* _Task prompt_
Go through the records and copy each line where the word "City" occurs.

* _Rows from a figure dataset_
------------------------------
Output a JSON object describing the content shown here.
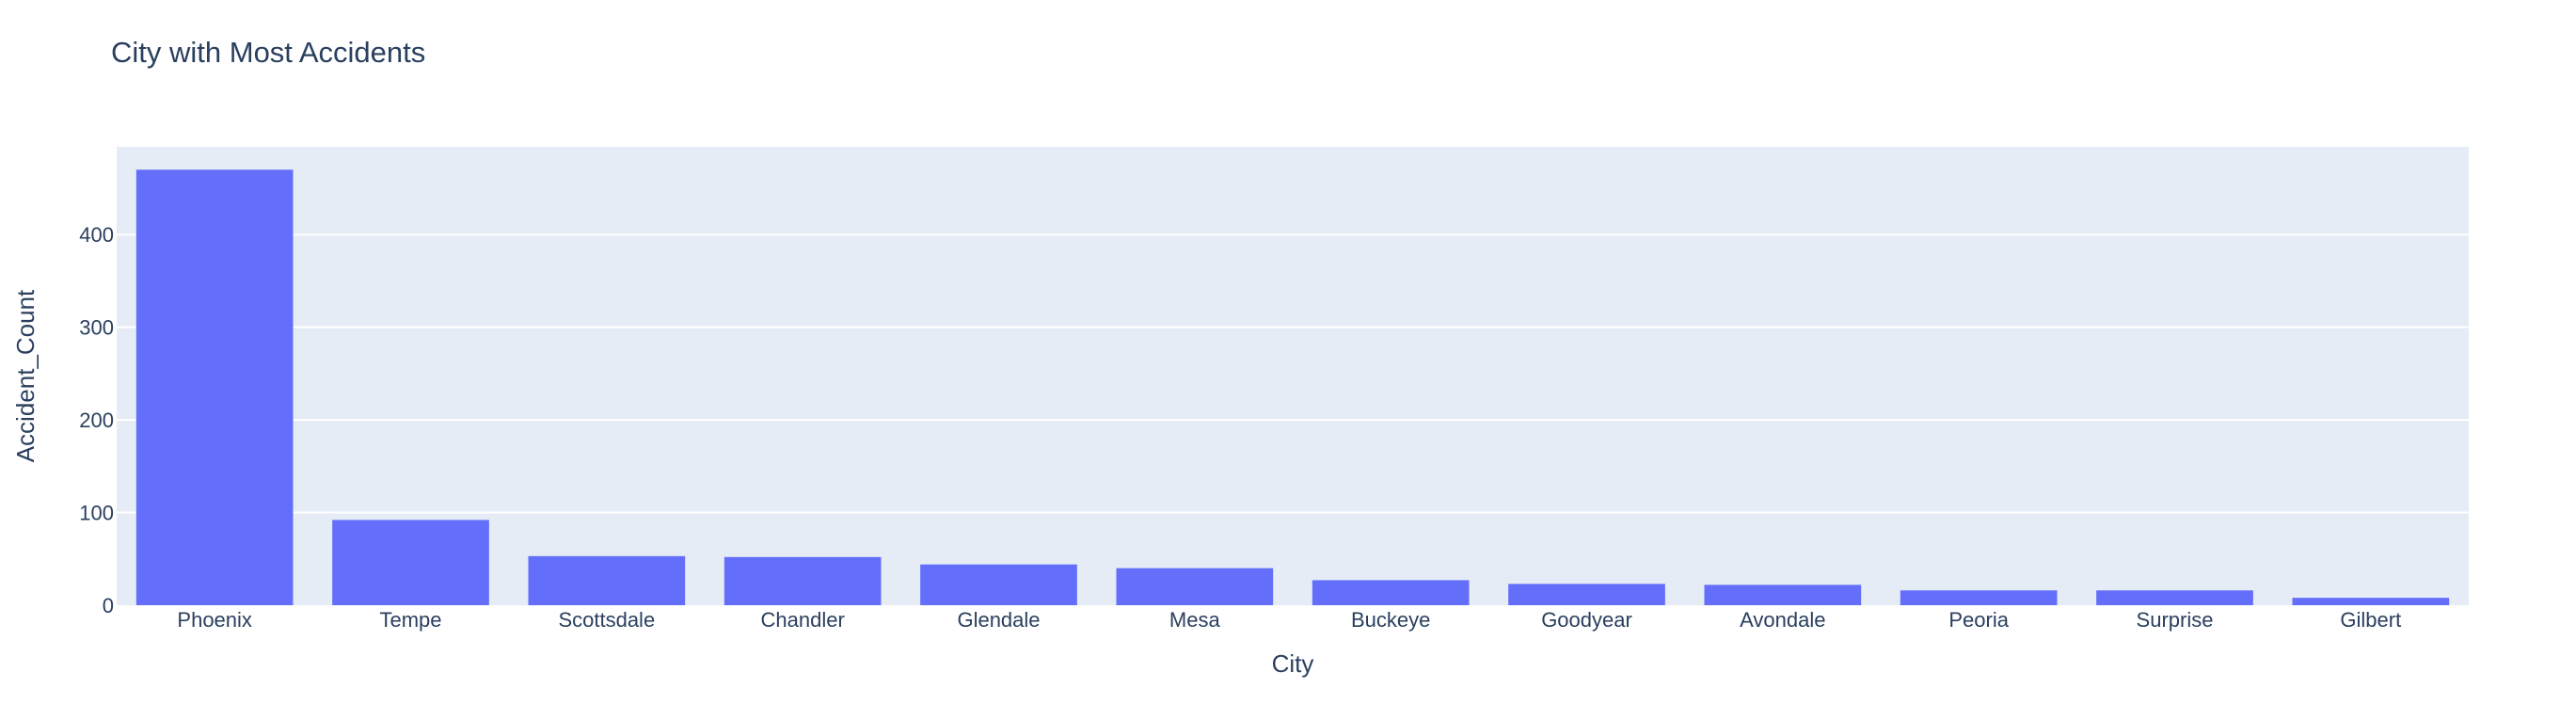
{
  "chart_data": {
    "type": "bar",
    "title": "City with Most Accidents",
    "xlabel": "City",
    "ylabel": "Accident_Count",
    "categories": [
      "Phoenix",
      "Tempe",
      "Scottsdale",
      "Chandler",
      "Glendale",
      "Mesa",
      "Buckeye",
      "Goodyear",
      "Avondale",
      "Peoria",
      "Surprise",
      "Gilbert"
    ],
    "values": [
      470,
      92,
      53,
      52,
      44,
      40,
      27,
      23,
      22,
      16,
      16,
      8
    ],
    "ylim": [
      0,
      494.7
    ],
    "yticks": [
      0,
      100,
      200,
      300,
      400
    ],
    "grid": true,
    "legend": "none",
    "colors": {
      "bar": "#636efa",
      "plot_background": "#e5ecf6",
      "grid": "#ffffff",
      "text": "#2a3f5f"
    }
  }
}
------------------------------
* _Result_
    "title": "City with Most Accidents",
    "xlabel": "City",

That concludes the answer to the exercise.